▸ **Do this**: Copy every record below exactly as written, but leave out the pictures.

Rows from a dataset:
------------

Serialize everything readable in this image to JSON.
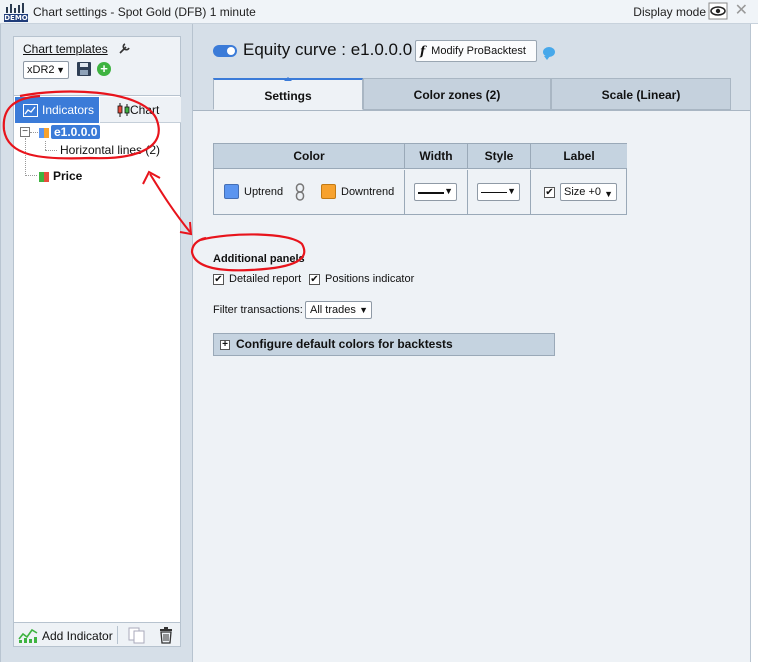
{
  "titlebar": {
    "demo_badge": "DEMO",
    "title": "Chart settings - Spot Gold (DFB) 1 minute",
    "display_mode": "Display mode",
    "close": "✕"
  },
  "templates": {
    "title": "Chart templates",
    "selected": "xDR2",
    "add_symbol": "+"
  },
  "left_tabs": {
    "indicators": "Indicators",
    "chart": "Chart"
  },
  "tree": {
    "collapse_symbol": "−",
    "items": [
      {
        "label": "e1.0.0.0"
      },
      {
        "label": "Horizontal lines (2)"
      },
      {
        "label": "Price"
      }
    ]
  },
  "left_footer": {
    "add_indicator": "Add Indicator"
  },
  "header": {
    "title": "Equity curve : e1.0.0.0",
    "modify_fx": "f",
    "modify_button": "Modify ProBacktest"
  },
  "tabs": [
    {
      "label": "Settings",
      "active": true
    },
    {
      "label": "Color zones (2)",
      "active": false
    },
    {
      "label": "Scale (Linear)",
      "active": false
    }
  ],
  "color_table": {
    "headers": [
      "Color",
      "Width",
      "Style",
      "Label"
    ],
    "uptrend_label": "Uptrend",
    "uptrend_color": "#5b95f0",
    "downtrend_label": "Downtrend",
    "downtrend_color": "#f7a22e",
    "label_checked": true,
    "label_size": "Size +0"
  },
  "additional_panels": {
    "title": "Additional panels",
    "detailed_report": "Detailed report",
    "detailed_report_checked": true,
    "positions_indicator": "Positions indicator",
    "positions_indicator_checked": true
  },
  "filter": {
    "label": "Filter transactions:",
    "selected": "All trades"
  },
  "config_bar": {
    "plus": "+",
    "label": "Configure default colors for backtests"
  },
  "colors": {
    "accent": "#3b7bd8",
    "annotation": "#e8141c"
  }
}
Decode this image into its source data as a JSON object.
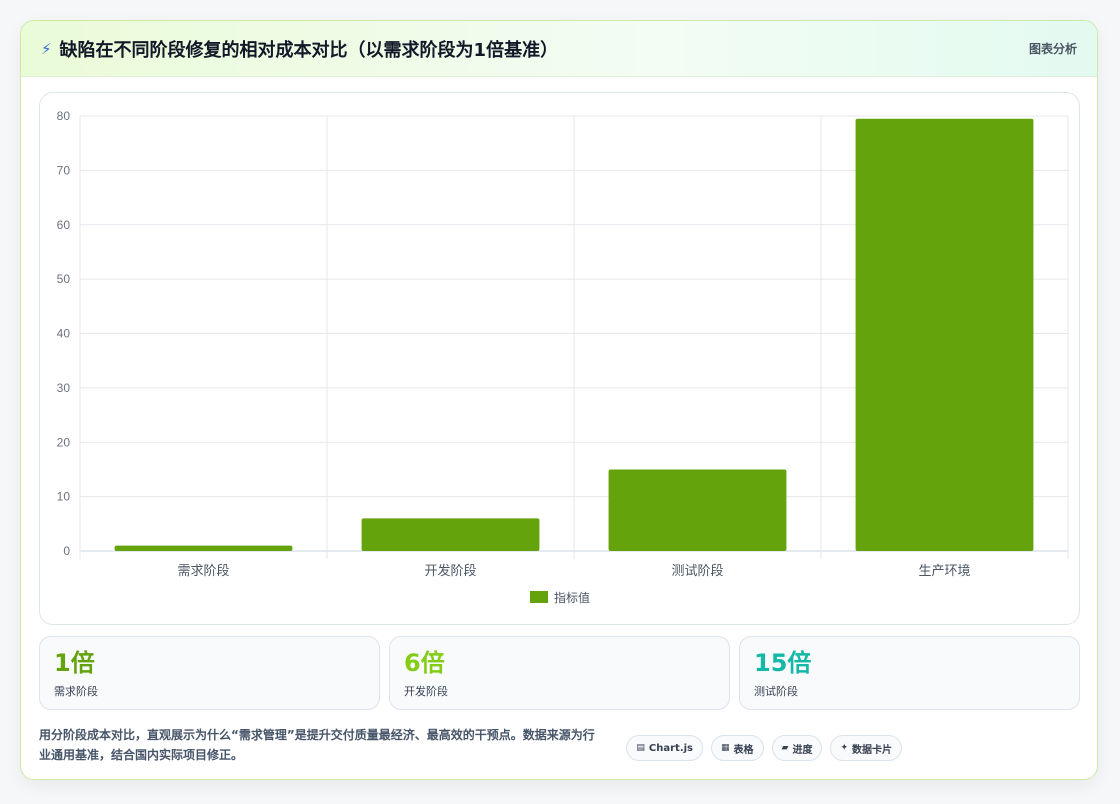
{
  "header": {
    "title": "缺陷在不同阶段修复的相对成本对比（以需求阶段为1倍基准）",
    "tag": "图表分析"
  },
  "chart_data": {
    "type": "bar",
    "categories": [
      "需求阶段",
      "开发阶段",
      "测试阶段",
      "生产环境"
    ],
    "series": [
      {
        "name": "指标值",
        "values": [
          1,
          6,
          15,
          79.5
        ]
      }
    ],
    "ylim": [
      0,
      80
    ],
    "yticks": [
      0,
      10,
      20,
      30,
      40,
      50,
      60,
      70,
      80
    ],
    "grid": true,
    "legend": "bottom",
    "color": "#65a30d"
  },
  "stats": [
    {
      "value": "1倍",
      "label": "需求阶段",
      "color": "#65a30d"
    },
    {
      "value": "6倍",
      "label": "开发阶段",
      "color": "#84cc16"
    },
    {
      "value": "15倍",
      "label": "测试阶段",
      "color": "#14b8a6"
    }
  ],
  "footer": {
    "description": "用分阶段成本对比，直观展示为什么“需求管理”是提升交付质量最经济、最高效的干预点。数据来源为行业通用基准，结合国内实际项目修正。",
    "pills": [
      {
        "icon": "chart-icon",
        "label": "Chart.js"
      },
      {
        "icon": "table-icon",
        "label": "表格"
      },
      {
        "icon": "progress-icon",
        "label": "进度"
      },
      {
        "icon": "sparkle-icon",
        "label": "数据卡片"
      }
    ]
  }
}
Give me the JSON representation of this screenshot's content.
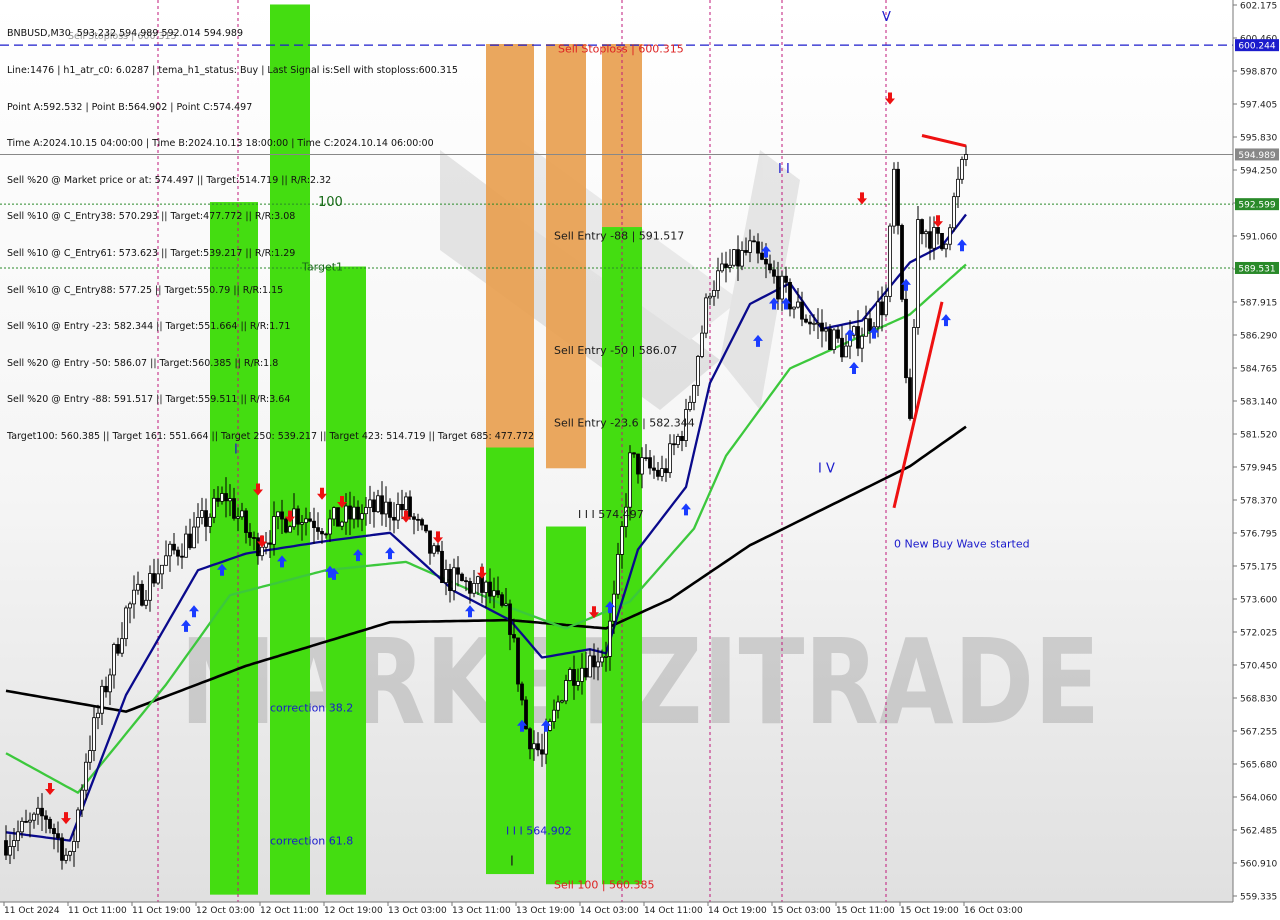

------------

▸ **Exercise result**:
Serialize everything readable in this image to JSON.
{
  "titlebar": {
    "demo_badge": "DEMO",
    "title": "Chart settings - Spot Gold (DFB) 1 minute",
    "display_mode": "Display mode",
    "close": "✕"
  },
  "templates": {
    "title": "Chart templates",
    "selected": "xDR2",
    "add_symbol": "+"
  },
  "left_tabs": {
    "indicators": "Indicators",
    "chart": "Chart"
  },
  "tree": {
    "collapse_symbol": "−",
    "items": [
      {
        "label": "e1.0.0.0"
      },
      {
        "label": "Horizontal lines (2)"
      },
      {
        "label": "Price"
      }
    ]
  },
  "left_footer": {
    "add_indicator": "Add Indicator"
  },
  "header": {
    "title": "Equity curve : e1.0.0.0",
    "modify_fx": "f",
    "modify_button": "Modify ProBacktest"
  },
  "tabs": [
    {
      "label": "Settings",
      "active": true
    },
    {
      "label": "Color zones (2)",
      "active": false
    },
    {
      "label": "Scale (Linear)",
      "active": false
    }
  ],
  "color_table": {
    "headers": [
      "Color",
      "Width",
      "Style",
      "Label"
    ],
    "uptrend_label": "Uptrend",
    "uptrend_color": "#5b95f0",
    "downtrend_label": "Downtrend",
    "downtrend_color": "#f7a22e",
    "label_checked": true,
    "label_size": "Size +0"
  },
  "additional_panels": {
    "title": "Additional panels",
    "detailed_report": "Detailed report",
    "detailed_report_checked": true,
    "positions_indicator": "Positions indicator",
    "positions_indicator_checked": true
  },
  "filter": {
    "label": "Filter transactions:",
    "selected": "All trades"
  },
  "config_bar": {
    "plus": "+",
    "label": "Configure default colors for backtests"
  },
  "colors": {
    "accent": "#3b7bd8",
    "annotation": "#e8141c"
  }
}
Decode this image into its source data as a JSON object.
{
  "header": {
    "title": "缺陷在不同阶段修复的相对成本对比（以需求阶段为1倍基准）",
    "tag": "图表分析"
  },
  "chart_data": {
    "type": "bar",
    "categories": [
      "需求阶段",
      "开发阶段",
      "测试阶段",
      "生产环境"
    ],
    "series": [
      {
        "name": "指标值",
        "values": [
          1,
          6,
          15,
          79.5
        ]
      }
    ],
    "ylim": [
      0,
      80
    ],
    "yticks": [
      0,
      10,
      20,
      30,
      40,
      50,
      60,
      70,
      80
    ],
    "grid": true,
    "legend": "bottom",
    "color": "#65a30d"
  },
  "stats": [
    {
      "value": "1倍",
      "label": "需求阶段",
      "color": "#65a30d"
    },
    {
      "value": "6倍",
      "label": "开发阶段",
      "color": "#84cc16"
    },
    {
      "value": "15倍",
      "label": "测试阶段",
      "color": "#14b8a6"
    }
  ],
  "footer": {
    "description": "用分阶段成本对比，直观展示为什么“需求管理”是提升交付质量最经济、最高效的干预点。数据来源为行业通用基准，结合国内实际项目修正。",
    "pills": [
      {
        "icon": "chart-icon",
        "label": "Chart.js"
      },
      {
        "icon": "table-icon",
        "label": "表格"
      },
      {
        "icon": "progress-icon",
        "label": "进度"
      },
      {
        "icon": "sparkle-icon",
        "label": "数据卡片"
      }
    ]
  }
}
Give me the JSON representation of this screenshot's content.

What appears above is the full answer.